▸ What to produce:
Take each line that has the word "INSTALASI" and return it.

****

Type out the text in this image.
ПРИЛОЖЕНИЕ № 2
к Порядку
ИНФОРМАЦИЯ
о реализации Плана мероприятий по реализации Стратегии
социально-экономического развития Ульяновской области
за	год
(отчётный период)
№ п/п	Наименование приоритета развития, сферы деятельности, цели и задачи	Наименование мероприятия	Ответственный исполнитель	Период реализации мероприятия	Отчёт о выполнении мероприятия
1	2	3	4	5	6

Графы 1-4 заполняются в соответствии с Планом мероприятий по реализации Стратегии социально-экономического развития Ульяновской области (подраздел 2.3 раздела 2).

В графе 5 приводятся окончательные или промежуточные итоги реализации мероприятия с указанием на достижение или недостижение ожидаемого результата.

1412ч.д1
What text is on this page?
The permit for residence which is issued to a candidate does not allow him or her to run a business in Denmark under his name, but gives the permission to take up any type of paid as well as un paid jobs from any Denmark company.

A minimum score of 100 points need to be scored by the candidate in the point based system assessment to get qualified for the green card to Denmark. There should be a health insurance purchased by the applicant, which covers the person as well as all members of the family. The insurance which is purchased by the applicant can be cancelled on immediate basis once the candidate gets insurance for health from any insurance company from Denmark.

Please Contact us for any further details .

****

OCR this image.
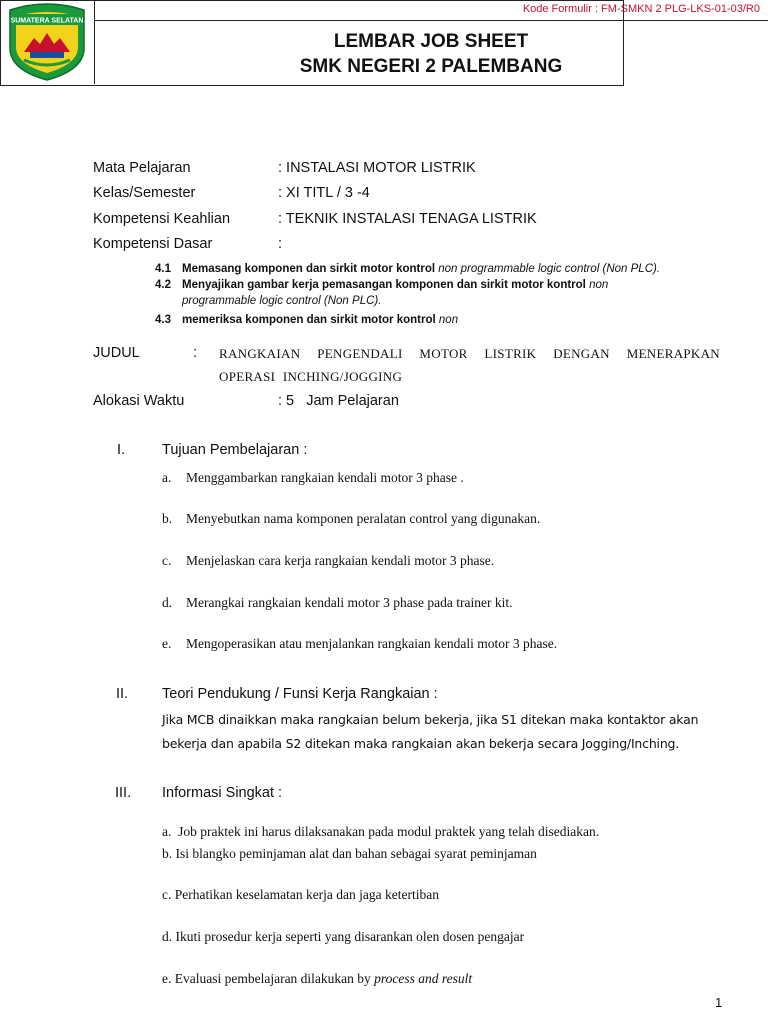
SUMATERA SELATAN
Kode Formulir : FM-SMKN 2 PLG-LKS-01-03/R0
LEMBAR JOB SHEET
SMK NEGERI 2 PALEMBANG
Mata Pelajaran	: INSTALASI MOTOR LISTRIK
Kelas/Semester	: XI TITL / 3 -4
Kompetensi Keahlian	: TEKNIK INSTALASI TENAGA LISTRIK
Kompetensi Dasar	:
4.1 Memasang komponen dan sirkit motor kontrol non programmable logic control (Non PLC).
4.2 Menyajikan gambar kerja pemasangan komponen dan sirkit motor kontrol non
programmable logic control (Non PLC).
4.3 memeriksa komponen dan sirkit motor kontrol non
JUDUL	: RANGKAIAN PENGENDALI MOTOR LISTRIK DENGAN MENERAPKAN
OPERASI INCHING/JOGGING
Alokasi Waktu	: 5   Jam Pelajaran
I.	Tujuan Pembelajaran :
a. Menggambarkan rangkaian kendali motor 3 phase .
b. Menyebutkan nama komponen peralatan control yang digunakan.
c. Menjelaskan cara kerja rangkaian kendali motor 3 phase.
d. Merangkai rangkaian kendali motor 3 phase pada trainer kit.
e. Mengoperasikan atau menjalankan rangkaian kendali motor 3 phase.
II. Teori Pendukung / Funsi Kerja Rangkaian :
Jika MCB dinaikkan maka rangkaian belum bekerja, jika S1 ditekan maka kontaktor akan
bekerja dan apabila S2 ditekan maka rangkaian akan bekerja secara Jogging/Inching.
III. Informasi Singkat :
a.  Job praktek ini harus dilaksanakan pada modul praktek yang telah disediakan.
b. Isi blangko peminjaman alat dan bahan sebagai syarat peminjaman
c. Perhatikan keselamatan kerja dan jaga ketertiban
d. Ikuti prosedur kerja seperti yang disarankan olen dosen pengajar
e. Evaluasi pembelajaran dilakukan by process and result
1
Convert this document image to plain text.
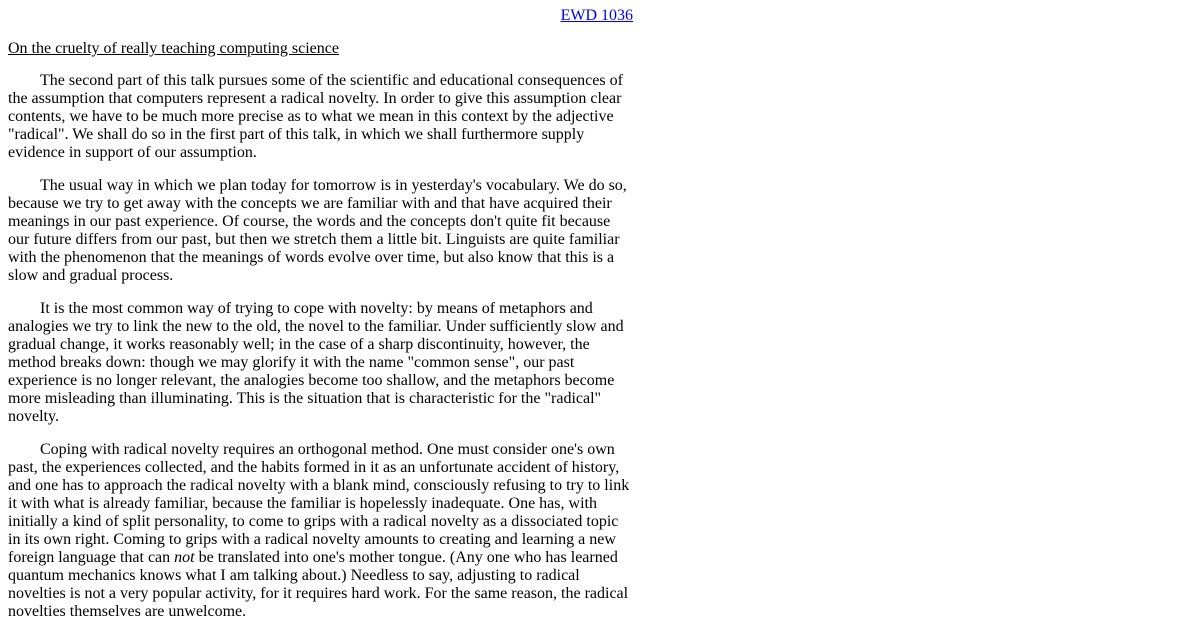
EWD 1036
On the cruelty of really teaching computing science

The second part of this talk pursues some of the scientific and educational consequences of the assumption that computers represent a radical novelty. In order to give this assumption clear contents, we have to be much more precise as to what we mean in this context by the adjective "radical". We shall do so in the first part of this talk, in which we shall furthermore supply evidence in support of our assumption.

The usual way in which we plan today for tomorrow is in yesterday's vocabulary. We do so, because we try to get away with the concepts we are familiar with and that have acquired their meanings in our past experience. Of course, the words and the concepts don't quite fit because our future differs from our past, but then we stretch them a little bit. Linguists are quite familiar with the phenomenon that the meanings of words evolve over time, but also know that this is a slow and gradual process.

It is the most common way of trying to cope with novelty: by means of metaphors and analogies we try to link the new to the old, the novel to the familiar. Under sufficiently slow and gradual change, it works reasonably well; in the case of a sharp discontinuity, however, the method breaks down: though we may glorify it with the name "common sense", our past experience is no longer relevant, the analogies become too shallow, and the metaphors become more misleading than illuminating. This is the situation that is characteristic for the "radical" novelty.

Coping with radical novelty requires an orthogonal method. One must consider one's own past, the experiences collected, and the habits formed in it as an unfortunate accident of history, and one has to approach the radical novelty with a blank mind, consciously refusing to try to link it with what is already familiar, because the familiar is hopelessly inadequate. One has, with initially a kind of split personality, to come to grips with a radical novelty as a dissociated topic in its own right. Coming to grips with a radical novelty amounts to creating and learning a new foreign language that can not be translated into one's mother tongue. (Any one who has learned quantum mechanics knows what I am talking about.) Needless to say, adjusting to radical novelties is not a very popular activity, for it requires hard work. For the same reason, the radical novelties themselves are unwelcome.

****

▸ Written answer:
Mata Pelajaran	: INSTALASI MOTOR LISTRIK
Kompetensi Keahlian	: TEKNIK INSTALASI TENAGA LISTRIK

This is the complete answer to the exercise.